_EXERCISE INPUTS_.
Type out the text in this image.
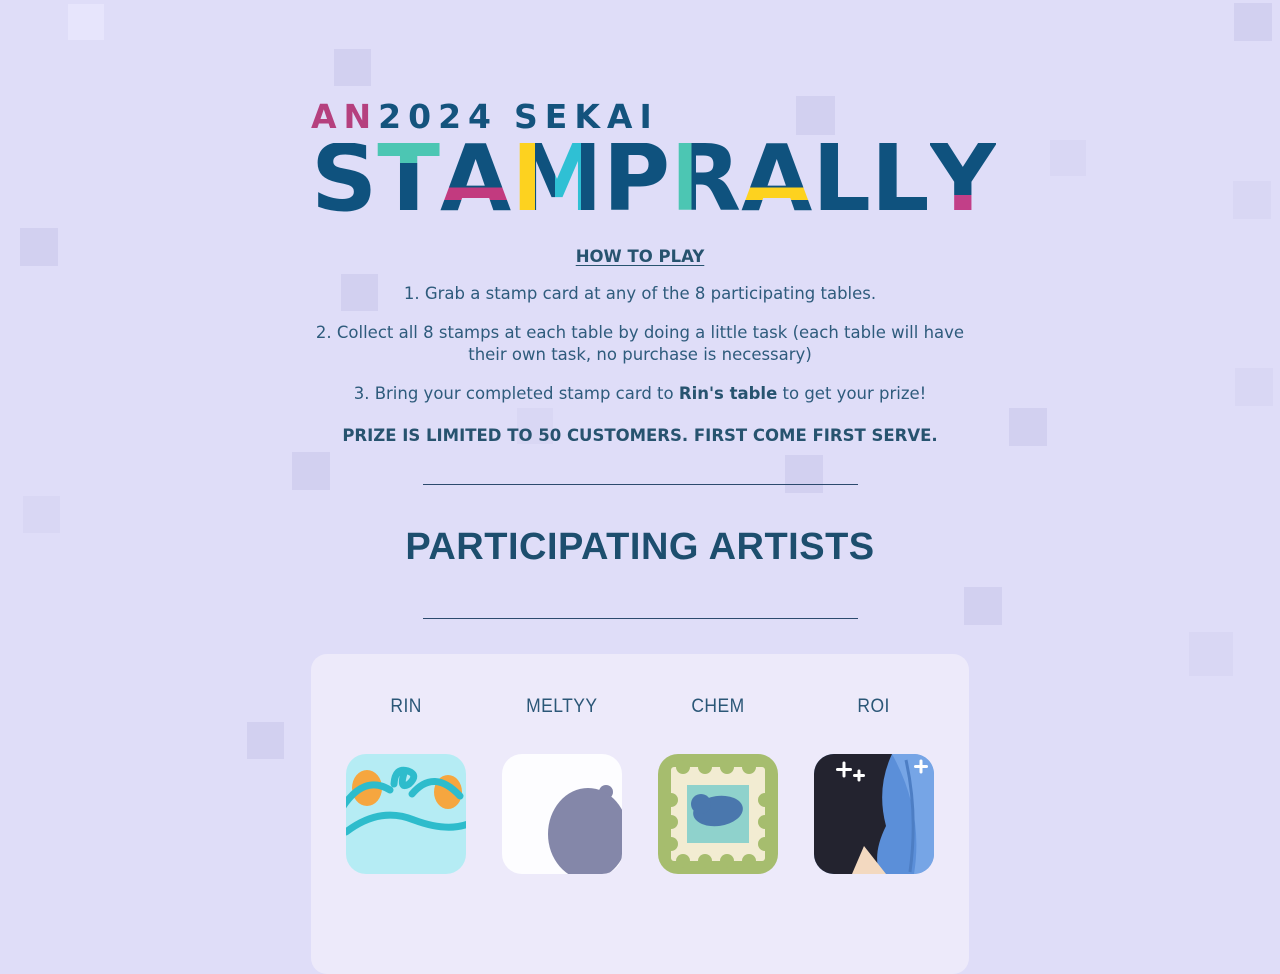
AN2024 SEKAI
S T A M P R A L L Y
HOW TO PLAY

1. Grab a stamp card at any of the 8 participating tables.

2. Collect all 8 stamps at each table by doing a little task (each table will have their own task, no purchase is necessary)

3. Bring your completed stamp card to Rin's table to get your prize!

PRIZE IS LIMITED TO 50 CUSTOMERS. FIRST COME FIRST SERVE.

PARTICIPATING ARTISTS
RIN	MELTYY	CHEM	ROI
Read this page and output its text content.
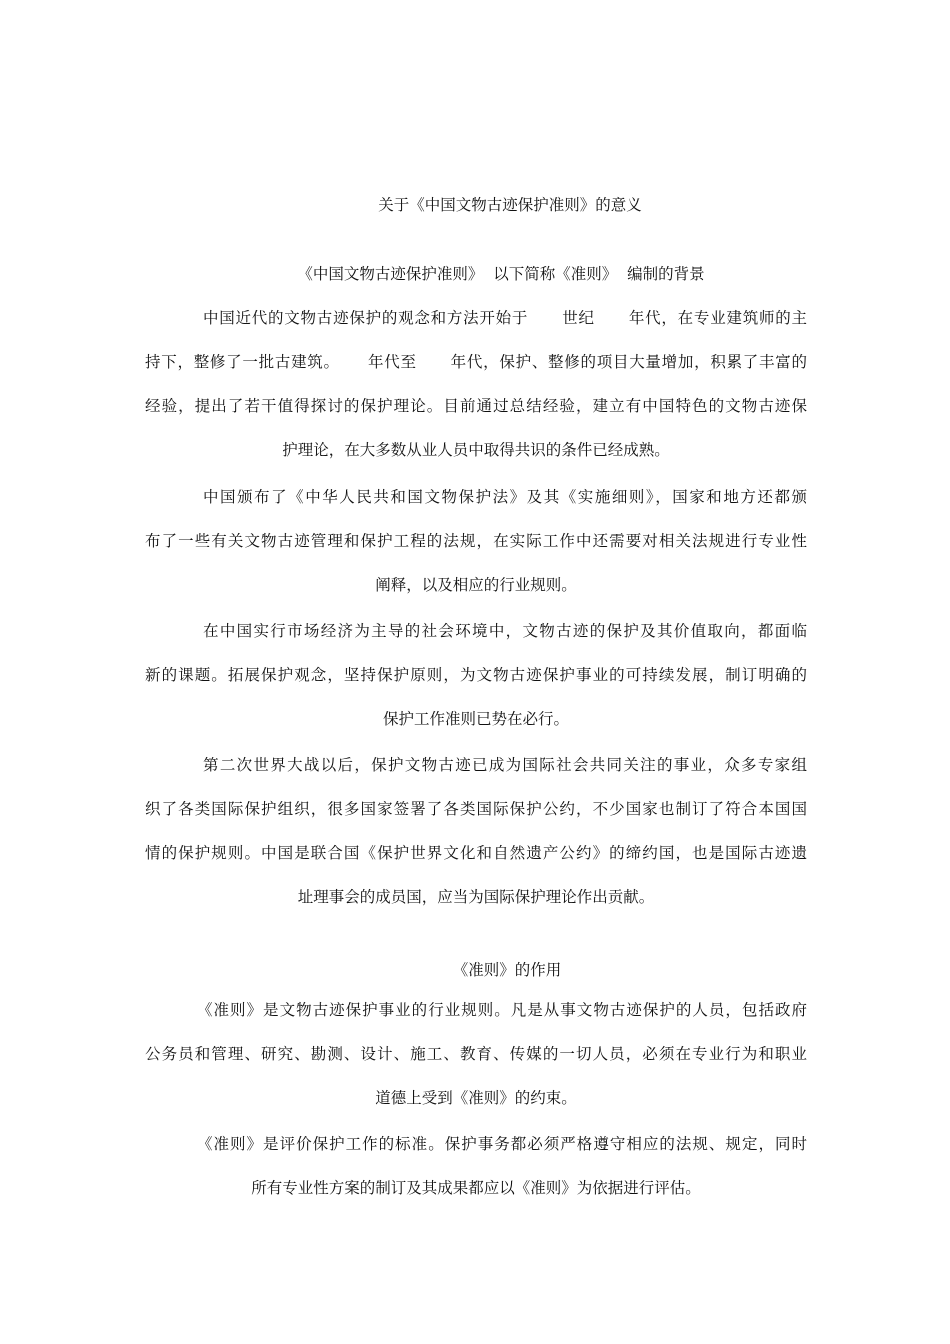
关于《中国文物古迹保护准则》的意义
《中国文物古迹保护准则》  以下简称《准则》  编制的背景
中国近代的文物古迹保护的观念和方法开始于      世纪      年代，在专业建筑师的主
持下，整修了一批古建筑。     年代至      年代，保护、整修的项目大量增加，积累了丰富的
经验，提出了若干值得探讨的保护理论。目前通过总结经验，建立有中国特色的文物古迹保
护理论，在大多数从业人员中取得共识的条件已经成熟。
中国颁布了《中华人民共和国文物保护法》及其《实施细则》，国家和地方还都颁
布了一些有关文物古迹管理和保护工程的法规，在实际工作中还需要对相关法规进行专业性
阐释，以及相应的行业规则。
在中国实行市场经济为主导的社会环境中，文物古迹的保护及其价值取向，都面临
新的课题。拓展保护观念，坚持保护原则，为文物古迹保护事业的可持续发展，制订明确的
保护工作准则已势在必行。
第二次世界大战以后，保护文物古迹已成为国际社会共同关注的事业，众多专家组
织了各类国际保护组织，很多国家签署了各类国际保护公约，不少国家也制订了符合本国国
情的保护规则。中国是联合国《保护世界文化和自然遗产公约》的缔约国，也是国际古迹遗
址理事会的成员国，应当为国际保护理论作出贡献。
《准则》的作用
《准则》是文物古迹保护事业的行业规则。凡是从事文物古迹保护的人员，包括政府
公务员和管理、研究、勘测、设计、施工、教育、传媒的一切人员，必须在专业行为和职业
道德上受到《准则》的约束。
《准则》是评价保护工作的标准。保护事务都必须严格遵守相应的法规、规定，同时
所有专业性方案的制订及其成果都应以《准则》为依据进行评估。
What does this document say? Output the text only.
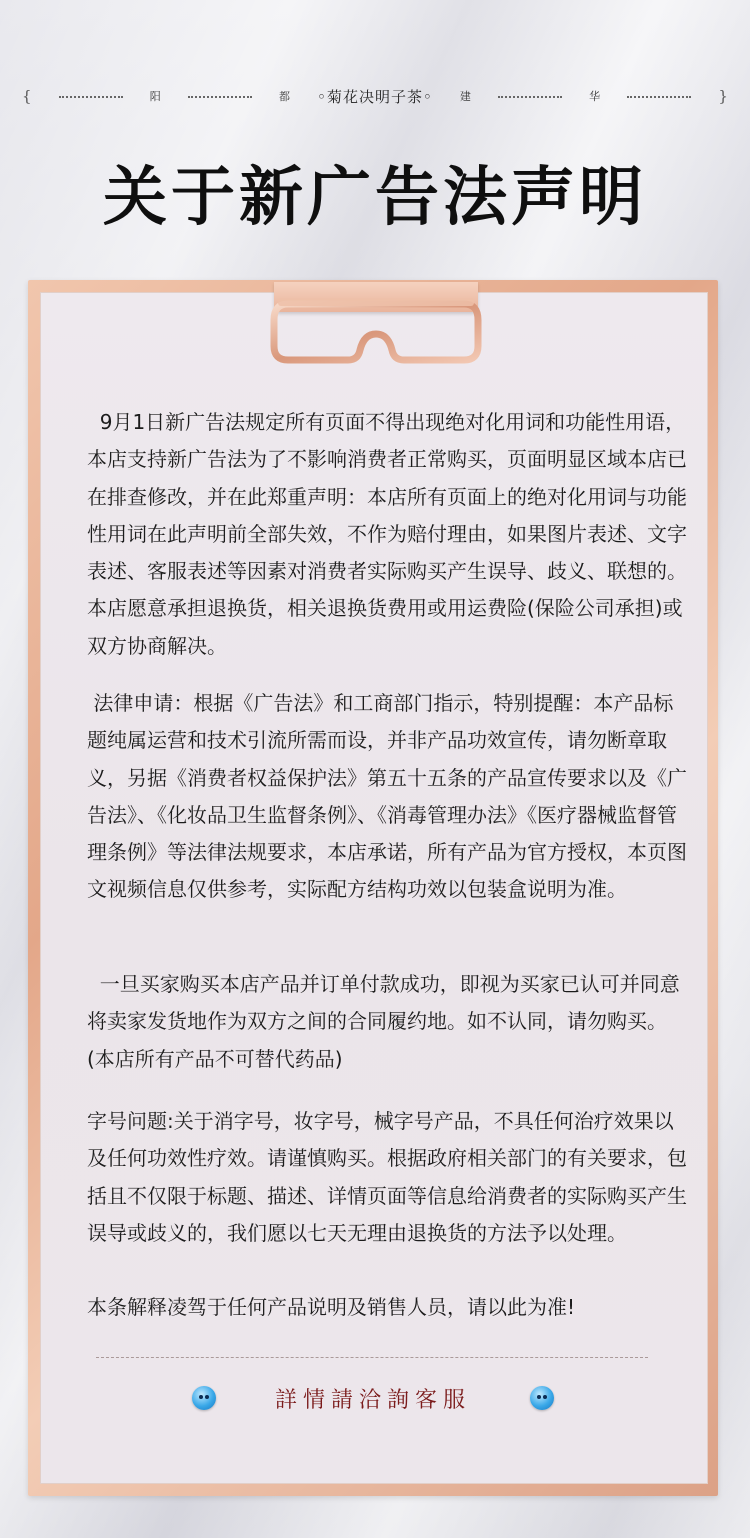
{	阳	都 ◦菊花决明子茶◦ 建	华	}
关于新广告法声明

9月1日新广告法规定所有页面不得出现绝对化用词和功能性用语，本店支持新广告法为了不影响消费者正常购买，页面明显区域本店已在排查修改，并在此郑重声明：本店所有页面上的绝对化用词与功能性用词在此声明前全部失效，不作为赔付理由，如果图片表述、文字表述、客服表述等因素对消费者实际购买产生误导、歧义、联想的。本店愿意承担退换货，相关退换货费用或用运费险(保险公司承担)或双方协商解决。

法律申请：根据《广告法》和工商部门指示，特别提醒：本产品标题纯属运营和技术引流所需而设，并非产品功效宣传，请勿断章取义，另据《消费者权益保护法》第五十五条的产品宣传要求以及《广告法》、《化妆品卫生监督条例》、《消毒管理办法》《医疗器械监督管理条例》等法律法规要求，本店承诺，所有产品为官方授权，本页图文视频信息仅供参考，实际配方结构功效以包装盒说明为准。

一旦买家购买本店产品并订单付款成功，即视为买家已认可并同意将卖家发货地作为双方之间的合同履约地。如不认同，请勿购买。(本店所有产品不可替代药品)

字号问题:关于消字号，妆字号，械字号产品，不具任何治疗效果以及任何功效性疗效。请谨慎购买。根据政府相关部门的有关要求，包括且不仅限于标题、描述、详情页面等信息给消费者的实际购买产生误导或歧义的，我们愿以七天无理由退换货的方法予以处理。

本条解释凌驾于任何产品说明及销售人员，请以此为准!

詳情請洽詢客服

_AIM OF THE EXERCISE_. State the count of lines above containing the string "card", and add nothing to it.

_SOLUTION TO THIS EXERCISE_. 2